#### What is required
Extract every record, keeping each one exactly as it is.

#### Data listing

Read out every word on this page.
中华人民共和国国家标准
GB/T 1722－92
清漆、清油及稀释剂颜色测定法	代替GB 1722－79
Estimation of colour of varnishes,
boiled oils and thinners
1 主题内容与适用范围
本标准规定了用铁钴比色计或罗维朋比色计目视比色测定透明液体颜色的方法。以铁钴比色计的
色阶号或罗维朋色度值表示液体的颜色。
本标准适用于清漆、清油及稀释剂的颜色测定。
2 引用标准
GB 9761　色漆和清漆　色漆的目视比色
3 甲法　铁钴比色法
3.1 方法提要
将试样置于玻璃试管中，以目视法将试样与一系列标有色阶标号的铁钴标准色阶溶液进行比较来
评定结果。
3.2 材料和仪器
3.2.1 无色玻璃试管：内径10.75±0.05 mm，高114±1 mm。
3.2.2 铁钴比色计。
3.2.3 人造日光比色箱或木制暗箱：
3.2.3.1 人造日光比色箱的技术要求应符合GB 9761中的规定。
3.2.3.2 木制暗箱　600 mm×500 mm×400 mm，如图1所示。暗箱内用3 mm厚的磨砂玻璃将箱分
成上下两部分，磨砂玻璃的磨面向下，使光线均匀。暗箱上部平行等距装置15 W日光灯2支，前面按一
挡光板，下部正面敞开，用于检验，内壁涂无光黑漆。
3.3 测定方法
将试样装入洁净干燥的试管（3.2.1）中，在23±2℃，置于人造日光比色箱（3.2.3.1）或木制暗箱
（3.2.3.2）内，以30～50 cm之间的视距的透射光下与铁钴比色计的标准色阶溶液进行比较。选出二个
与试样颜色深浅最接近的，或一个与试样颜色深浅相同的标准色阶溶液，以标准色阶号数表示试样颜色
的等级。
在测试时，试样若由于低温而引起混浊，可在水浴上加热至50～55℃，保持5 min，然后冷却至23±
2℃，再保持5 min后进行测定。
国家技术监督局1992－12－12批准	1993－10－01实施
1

#### Complete output
Read out every word on this page.
中华人民共和国国家标准
GB/T 1722－92
清漆、清油及稀释剂颜色测定法	代替GB 1722－79
Estimation of colour of varnishes,
boiled oils and thinners
1 主题内容与适用范围
本标准规定了用铁钴比色计或罗维朋比色计目视比色测定透明液体颜色的方法。以铁钴比色计的
色阶号或罗维朋色度值表示液体的颜色。
本标准适用于清漆、清油及稀释剂的颜色测定。
2 引用标准
GB 9761　色漆和清漆　色漆的目视比色
3 甲法　铁钴比色法
3.1 方法提要
将试样置于玻璃试管中，以目视法将试样与一系列标有色阶标号的铁钴标准色阶溶液进行比较来
评定结果。
3.2 材料和仪器
3.2.1 无色玻璃试管：内径10.75±0.05 mm，高114±1 mm。
3.2.2 铁钴比色计。
3.2.3 人造日光比色箱或木制暗箱：
3.2.3.1 人造日光比色箱的技术要求应符合GB 9761中的规定。
3.2.3.2 木制暗箱　600 mm×500 mm×400 mm，如图1所示。暗箱内用3 mm厚的磨砂玻璃将箱分
成上下两部分，磨砂玻璃的磨面向下，使光线均匀。暗箱上部平行等距装置15 W日光灯2支，前面按一
挡光板，下部正面敞开，用于检验，内壁涂无光黑漆。
3.3 测定方法
将试样装入洁净干燥的试管（3.2.1）中，在23±2℃，置于人造日光比色箱（3.2.3.1）或木制暗箱
（3.2.3.2）内，以30～50 cm之间的视距的透射光下与铁钴比色计的标准色阶溶液进行比较。选出二个
与试样颜色深浅最接近的，或一个与试样颜色深浅相同的标准色阶溶液，以标准色阶号数表示试样颜色
的等级。
在测试时，试样若由于低温而引起混浊，可在水浴上加热至50～55℃，保持5 min，然后冷却至23±
2℃，再保持5 min后进行测定。
国家技术监督局1992－12－12批准	1993－10－01实施
1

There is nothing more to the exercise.